REQUIRED TASK: Find every line in the records that holds the string "temperature". Copy each one.
================
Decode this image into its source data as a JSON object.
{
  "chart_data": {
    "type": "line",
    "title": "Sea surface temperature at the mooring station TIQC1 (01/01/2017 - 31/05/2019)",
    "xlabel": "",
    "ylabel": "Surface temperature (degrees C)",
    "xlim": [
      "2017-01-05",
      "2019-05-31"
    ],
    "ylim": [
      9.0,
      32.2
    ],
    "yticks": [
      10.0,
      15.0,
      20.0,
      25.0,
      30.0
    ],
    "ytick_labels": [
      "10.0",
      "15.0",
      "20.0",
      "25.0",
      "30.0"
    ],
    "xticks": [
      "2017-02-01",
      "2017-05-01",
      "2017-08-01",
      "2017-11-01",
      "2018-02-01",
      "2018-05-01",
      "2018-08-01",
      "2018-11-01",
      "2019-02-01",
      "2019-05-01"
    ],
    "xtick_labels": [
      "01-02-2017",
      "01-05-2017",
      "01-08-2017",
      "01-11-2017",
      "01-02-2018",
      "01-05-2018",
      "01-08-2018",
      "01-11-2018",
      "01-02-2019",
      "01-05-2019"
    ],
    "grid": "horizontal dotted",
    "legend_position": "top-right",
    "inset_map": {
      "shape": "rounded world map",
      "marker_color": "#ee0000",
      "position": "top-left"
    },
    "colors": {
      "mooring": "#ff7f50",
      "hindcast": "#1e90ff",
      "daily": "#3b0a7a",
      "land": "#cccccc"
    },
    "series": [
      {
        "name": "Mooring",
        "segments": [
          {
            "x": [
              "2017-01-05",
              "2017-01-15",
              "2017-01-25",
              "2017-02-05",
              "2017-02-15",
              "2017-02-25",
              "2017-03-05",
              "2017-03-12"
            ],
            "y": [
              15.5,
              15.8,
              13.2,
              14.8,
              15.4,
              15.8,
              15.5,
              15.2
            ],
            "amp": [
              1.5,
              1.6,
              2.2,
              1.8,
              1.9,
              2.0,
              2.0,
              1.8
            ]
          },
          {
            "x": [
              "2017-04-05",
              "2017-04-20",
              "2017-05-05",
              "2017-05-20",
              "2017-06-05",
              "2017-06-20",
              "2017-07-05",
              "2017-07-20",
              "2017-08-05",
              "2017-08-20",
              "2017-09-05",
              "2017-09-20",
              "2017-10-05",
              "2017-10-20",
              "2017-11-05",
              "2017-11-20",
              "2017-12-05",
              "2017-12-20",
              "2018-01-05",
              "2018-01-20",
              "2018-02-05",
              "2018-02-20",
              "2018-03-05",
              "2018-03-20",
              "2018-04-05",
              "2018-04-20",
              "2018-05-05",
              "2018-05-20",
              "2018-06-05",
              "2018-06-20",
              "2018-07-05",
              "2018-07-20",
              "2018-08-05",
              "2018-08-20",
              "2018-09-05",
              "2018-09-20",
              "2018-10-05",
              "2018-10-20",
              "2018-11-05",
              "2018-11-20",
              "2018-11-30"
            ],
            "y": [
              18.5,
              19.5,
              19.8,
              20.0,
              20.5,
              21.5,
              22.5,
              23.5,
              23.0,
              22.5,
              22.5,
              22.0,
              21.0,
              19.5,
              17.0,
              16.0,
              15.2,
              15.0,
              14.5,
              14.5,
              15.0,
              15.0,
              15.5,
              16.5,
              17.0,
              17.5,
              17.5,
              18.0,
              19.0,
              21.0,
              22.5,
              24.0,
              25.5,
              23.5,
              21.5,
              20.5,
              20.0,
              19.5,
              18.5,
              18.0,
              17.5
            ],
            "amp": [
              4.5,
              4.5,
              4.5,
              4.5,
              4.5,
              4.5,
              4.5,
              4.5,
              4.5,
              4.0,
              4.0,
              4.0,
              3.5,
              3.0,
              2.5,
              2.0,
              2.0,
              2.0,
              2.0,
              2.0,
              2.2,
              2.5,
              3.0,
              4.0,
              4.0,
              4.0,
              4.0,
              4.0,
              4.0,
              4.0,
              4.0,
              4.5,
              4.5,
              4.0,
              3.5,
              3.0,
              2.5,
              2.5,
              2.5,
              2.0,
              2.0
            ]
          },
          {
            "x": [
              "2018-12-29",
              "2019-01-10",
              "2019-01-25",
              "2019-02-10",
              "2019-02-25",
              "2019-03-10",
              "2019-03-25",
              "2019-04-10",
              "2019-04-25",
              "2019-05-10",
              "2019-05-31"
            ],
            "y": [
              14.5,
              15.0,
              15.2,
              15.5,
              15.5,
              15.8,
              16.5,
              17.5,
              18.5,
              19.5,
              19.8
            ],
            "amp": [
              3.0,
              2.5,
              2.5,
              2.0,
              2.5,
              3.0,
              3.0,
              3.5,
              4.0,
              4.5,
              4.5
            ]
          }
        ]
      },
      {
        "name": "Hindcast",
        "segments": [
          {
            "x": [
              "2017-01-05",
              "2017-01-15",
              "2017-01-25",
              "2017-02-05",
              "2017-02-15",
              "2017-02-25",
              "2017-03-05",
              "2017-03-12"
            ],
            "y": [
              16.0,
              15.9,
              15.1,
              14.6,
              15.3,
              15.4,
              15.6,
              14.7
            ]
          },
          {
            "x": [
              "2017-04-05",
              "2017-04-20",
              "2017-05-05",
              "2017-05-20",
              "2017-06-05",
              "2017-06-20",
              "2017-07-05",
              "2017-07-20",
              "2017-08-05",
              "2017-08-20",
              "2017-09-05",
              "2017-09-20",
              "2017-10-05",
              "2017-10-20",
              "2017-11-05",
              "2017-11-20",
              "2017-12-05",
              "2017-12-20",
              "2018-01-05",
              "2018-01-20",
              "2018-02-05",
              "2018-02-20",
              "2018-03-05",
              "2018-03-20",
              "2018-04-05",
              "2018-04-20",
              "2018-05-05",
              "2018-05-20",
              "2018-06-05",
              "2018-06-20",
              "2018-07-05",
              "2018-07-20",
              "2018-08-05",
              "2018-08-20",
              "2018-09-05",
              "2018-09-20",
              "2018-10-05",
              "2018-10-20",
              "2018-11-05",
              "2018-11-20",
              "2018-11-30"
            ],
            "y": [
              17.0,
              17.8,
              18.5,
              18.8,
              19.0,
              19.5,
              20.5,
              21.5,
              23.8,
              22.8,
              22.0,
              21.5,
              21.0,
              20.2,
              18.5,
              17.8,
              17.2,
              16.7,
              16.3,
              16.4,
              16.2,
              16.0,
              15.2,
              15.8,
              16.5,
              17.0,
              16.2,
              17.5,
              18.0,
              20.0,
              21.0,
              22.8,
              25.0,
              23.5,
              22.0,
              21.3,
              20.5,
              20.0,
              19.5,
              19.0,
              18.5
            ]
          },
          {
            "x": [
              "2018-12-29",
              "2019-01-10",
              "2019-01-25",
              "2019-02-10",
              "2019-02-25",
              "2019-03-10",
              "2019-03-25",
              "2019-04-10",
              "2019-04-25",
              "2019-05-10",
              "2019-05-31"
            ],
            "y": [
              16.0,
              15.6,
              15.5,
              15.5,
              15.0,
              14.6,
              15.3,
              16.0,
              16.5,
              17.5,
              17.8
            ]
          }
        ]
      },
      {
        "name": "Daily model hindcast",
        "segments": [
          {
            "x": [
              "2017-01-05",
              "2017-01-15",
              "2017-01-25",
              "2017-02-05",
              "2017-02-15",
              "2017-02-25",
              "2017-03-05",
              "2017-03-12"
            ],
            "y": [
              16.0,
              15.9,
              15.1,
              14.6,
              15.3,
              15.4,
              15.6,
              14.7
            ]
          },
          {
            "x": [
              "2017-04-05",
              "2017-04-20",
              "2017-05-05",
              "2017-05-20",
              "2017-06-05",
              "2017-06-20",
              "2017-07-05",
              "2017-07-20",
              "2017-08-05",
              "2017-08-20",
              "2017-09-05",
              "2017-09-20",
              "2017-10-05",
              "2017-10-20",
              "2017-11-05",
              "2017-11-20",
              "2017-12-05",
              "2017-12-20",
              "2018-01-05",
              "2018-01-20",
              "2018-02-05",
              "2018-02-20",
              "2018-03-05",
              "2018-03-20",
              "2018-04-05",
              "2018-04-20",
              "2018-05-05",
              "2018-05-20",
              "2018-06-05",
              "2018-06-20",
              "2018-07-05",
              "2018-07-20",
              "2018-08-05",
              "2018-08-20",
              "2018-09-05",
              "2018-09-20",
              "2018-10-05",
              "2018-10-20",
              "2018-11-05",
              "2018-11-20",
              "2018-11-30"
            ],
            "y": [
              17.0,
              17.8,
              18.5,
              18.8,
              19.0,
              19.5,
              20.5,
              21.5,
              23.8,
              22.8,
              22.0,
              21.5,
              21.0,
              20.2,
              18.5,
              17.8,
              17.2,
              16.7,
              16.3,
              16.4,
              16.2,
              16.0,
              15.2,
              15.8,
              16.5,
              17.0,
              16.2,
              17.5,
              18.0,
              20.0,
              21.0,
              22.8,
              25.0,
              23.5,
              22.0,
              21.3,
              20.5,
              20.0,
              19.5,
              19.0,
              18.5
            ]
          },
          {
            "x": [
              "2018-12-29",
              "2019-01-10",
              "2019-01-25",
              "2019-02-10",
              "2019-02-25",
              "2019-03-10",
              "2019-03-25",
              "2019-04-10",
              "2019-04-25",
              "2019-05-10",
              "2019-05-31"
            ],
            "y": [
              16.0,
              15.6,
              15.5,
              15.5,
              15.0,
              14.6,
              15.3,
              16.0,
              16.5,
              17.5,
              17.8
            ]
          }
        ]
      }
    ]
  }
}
================
SOLVED EXERCISE:
    "title": "Sea surface temperature at the mooring station TIQC1 (01/01/2017 - 31/05/2019)",
    "ylabel": "Surface temperature (degrees C)",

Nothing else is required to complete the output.